- [Extracted text]:
====================

2.16 Paragraph 2(c). Whereas paragraph (2)(b) establishes that Member States must protect marks which are well known in at least one relevant sector of their public, paragraph (2)(c) introduces, on an optional basis, the possibility for Member States to also protect marks which are merely known by a relevant sector of the public.
2.17 Paragraph 2(d) clarifies that paragraph (2)(b) and, where applicable, (c) sets a minimum standard of protection, and that Member States are free to afford protection to marks that are, for example, well known only outside the State in which protection is sought.
2.18 Paragraph (3)(a) sets out certain conditions whose fulfillment cannot be required as a condition for determining whether a mark is well known.
2.19 Paragraph 3(b). If it is possible to protect a mark in a Member State on the ground that it is well known outside its jurisdiction, this paragraph permits a Member State, in derogation of paragraph (3)(a)(ii), to request evidence in support of this fact.

====================

- [Exercise requirements]:
1. In the text on well-known marks, swap "evidence" for "proof" and give the passage again, starting with "2.19 Paragraph 3(b)." and going on through "of this fact.".
2. According to the text on well-known marks, what does paragraph (2)(c) introduce on an optional basis?

- [Data records]:
====================

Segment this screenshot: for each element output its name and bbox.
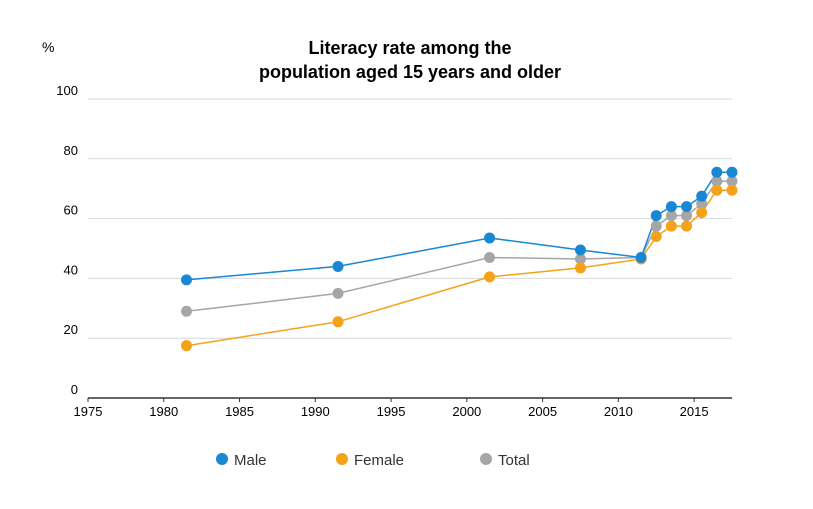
series-lines (186, 171, 732, 347)
data-point-male (484, 232, 496, 244)
data-point-total (650, 220, 662, 232)
data-point-female (681, 220, 693, 232)
data-point-female (484, 271, 496, 283)
x-tick-label: 1975 (74, 404, 103, 419)
gridlines (88, 98, 732, 339)
legend-label-male: Male (234, 452, 267, 469)
data-point-male (635, 251, 647, 263)
data-point-female (180, 340, 192, 352)
x-tick-label: 1995 (377, 404, 406, 419)
data-point-male (650, 210, 662, 222)
data-point-total (665, 210, 677, 222)
legend-marker-male (216, 453, 228, 465)
legend-label-female: Female (354, 452, 404, 469)
data-point-male (726, 166, 738, 178)
y-tick-label: 0 (71, 382, 78, 397)
data-point-total (332, 287, 344, 299)
x-tick-label: 2015 (680, 404, 709, 419)
legend-marker-total (480, 453, 492, 465)
y-unit-label: % (42, 39, 54, 55)
data-point-total (726, 175, 738, 187)
chart-title-line-1: Literacy rate among the (308, 38, 511, 58)
data-point-total (484, 251, 496, 263)
data-point-female (726, 184, 738, 196)
data-point-male (665, 201, 677, 213)
x-tick-label: 1985 (225, 404, 254, 419)
data-point-male (711, 166, 723, 178)
data-point-total (711, 175, 723, 187)
x-tick-label: 1980 (149, 404, 178, 419)
data-point-total (574, 253, 586, 265)
legend-marker-female (336, 453, 348, 465)
x-axis-ticks: 1975 1980 1985 1990 1995 2000 2005 2010 2015 (74, 398, 709, 419)
legend-label-total: Total (498, 452, 530, 469)
data-point-female (574, 262, 586, 274)
data-point-male (681, 201, 693, 213)
series-points (180, 166, 738, 352)
series-line-female (186, 189, 732, 347)
y-tick-label: 60 (64, 203, 78, 218)
data-point-female (650, 231, 662, 243)
legend: Male Female Total (216, 452, 530, 469)
y-tick-label: 100 (56, 83, 78, 98)
chart-title-line-2: population aged 15 years and older (259, 62, 561, 82)
data-point-total (180, 305, 192, 317)
y-tick-label: 80 (64, 143, 78, 158)
x-tick-label: 2010 (604, 404, 633, 419)
y-axis-ticks: 0 20 40 60 80 100 (56, 83, 78, 397)
x-tick-label: 1990 (301, 404, 330, 419)
series-line-male (186, 171, 732, 281)
data-point-male (574, 244, 586, 256)
x-tick-label: 2005 (528, 404, 557, 419)
data-point-male (180, 274, 192, 286)
data-point-male (696, 190, 708, 202)
data-point-total (681, 210, 693, 222)
y-tick-label: 20 (64, 322, 78, 337)
x-tick-label: 2000 (452, 404, 481, 419)
data-point-female (332, 316, 344, 328)
data-point-female (696, 207, 708, 219)
data-point-female (711, 184, 723, 196)
data-point-female (665, 220, 677, 232)
y-tick-label: 40 (64, 262, 78, 277)
data-point-male (332, 260, 344, 272)
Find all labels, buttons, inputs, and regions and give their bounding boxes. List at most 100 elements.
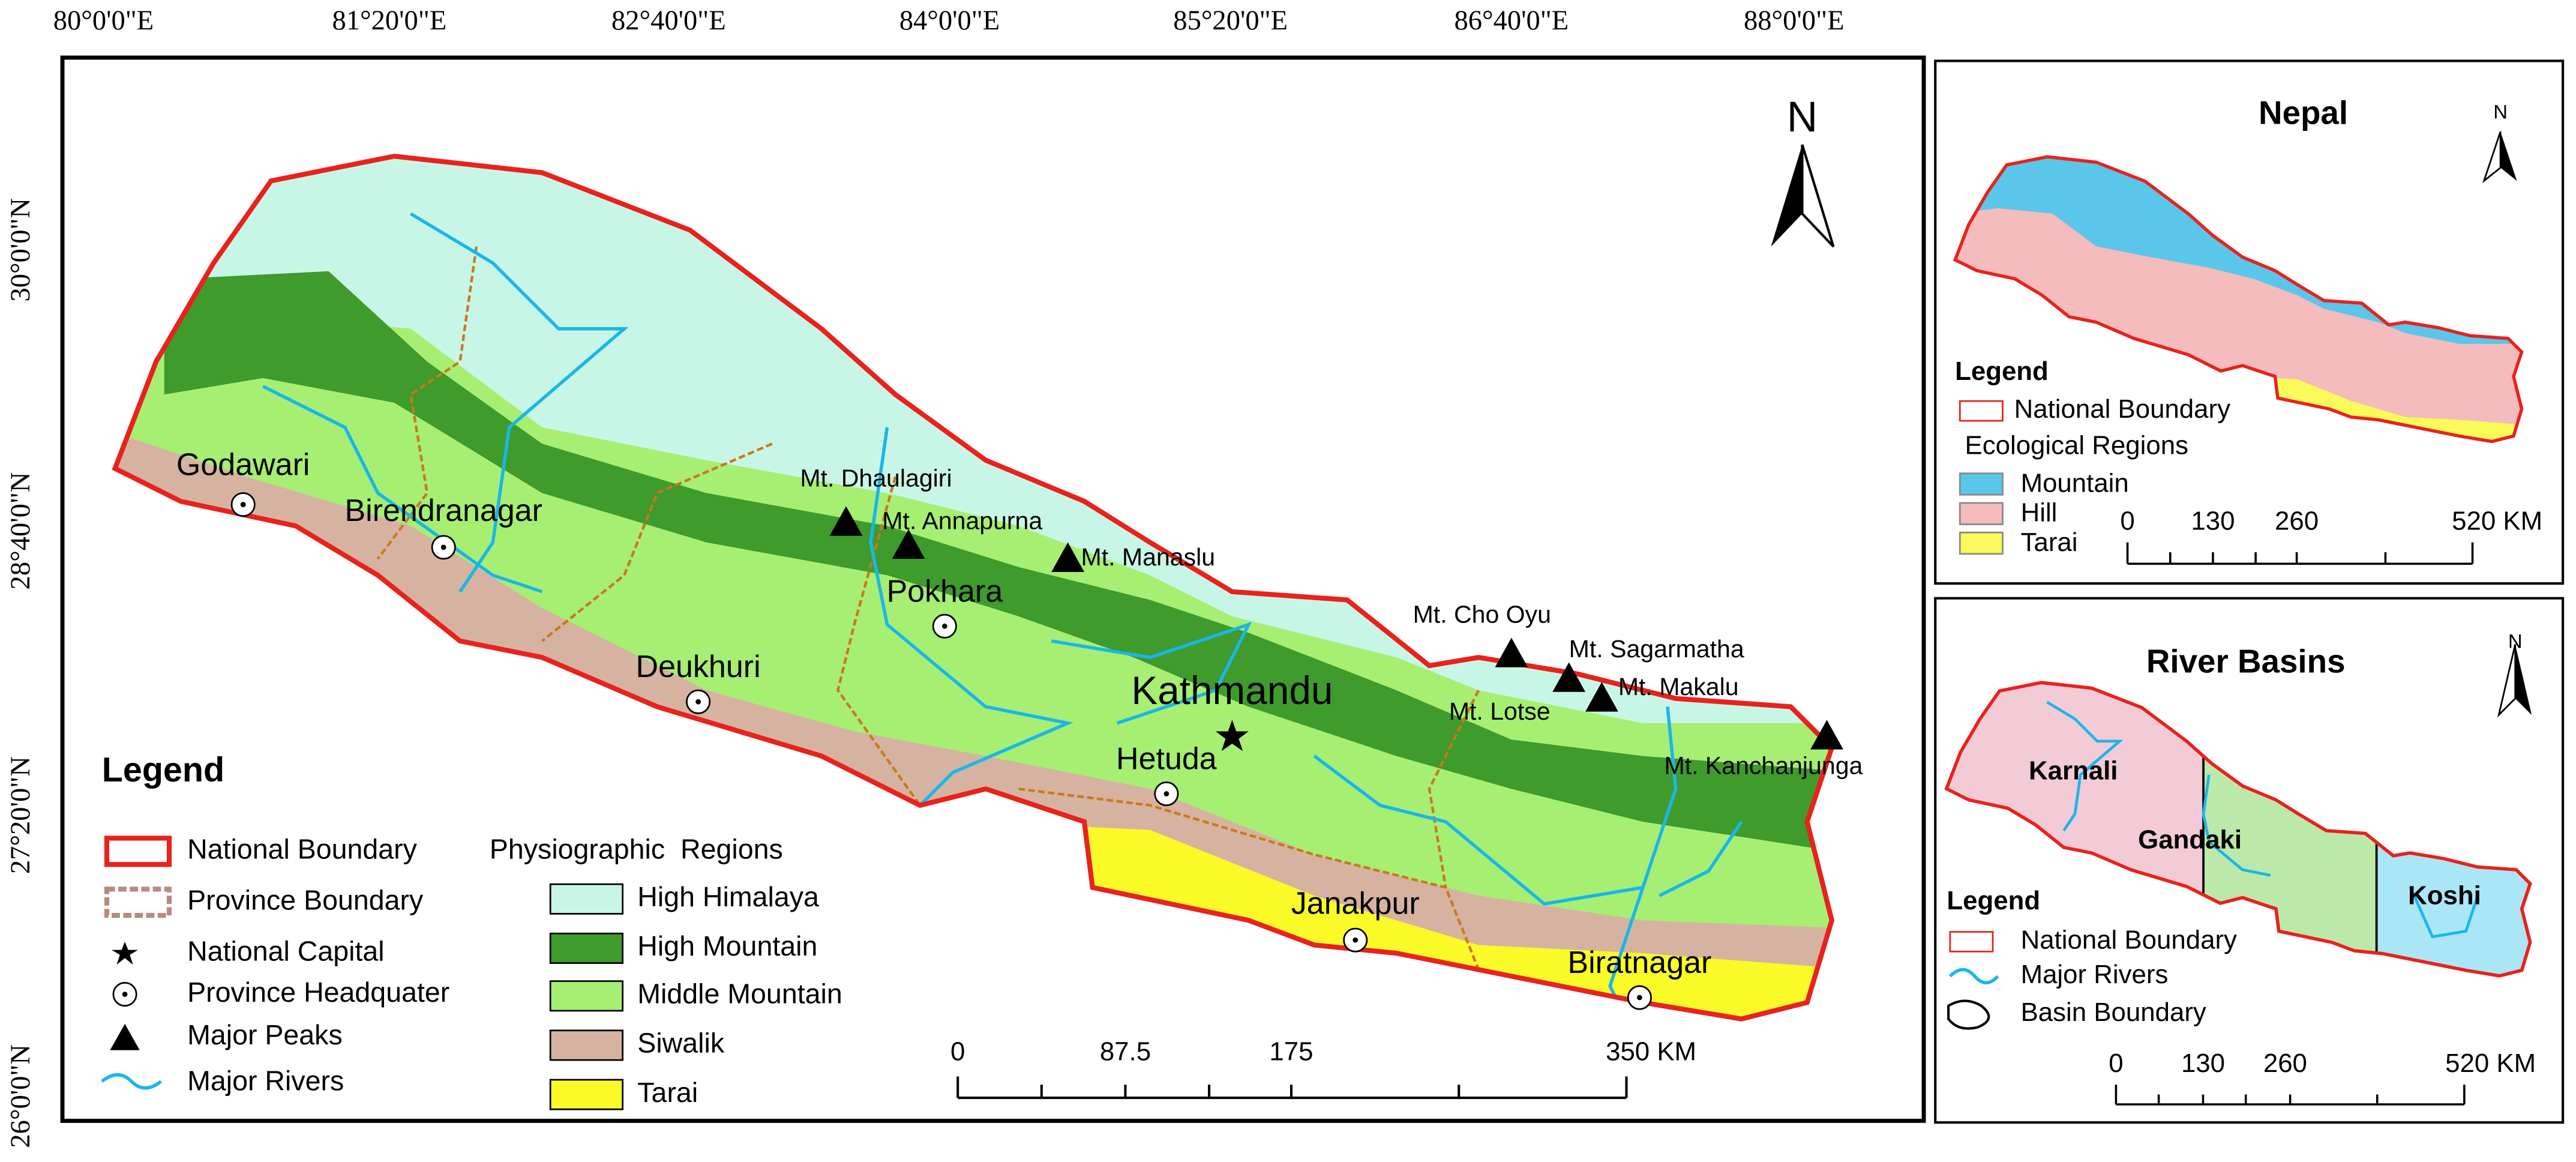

====================

- [Per-task outputs]:
1.
2.19 Paragraph 3(b). If it is possible to protect a mark in a Member State on the ground that it is well known outside its jurisdiction, this paragraph permits a Member State, in derogation of paragraph (3)(a)(ii), to request proof in support of this fact.

2. The possibility for Member States to also protect marks that are merely known by a relevant sector of the public.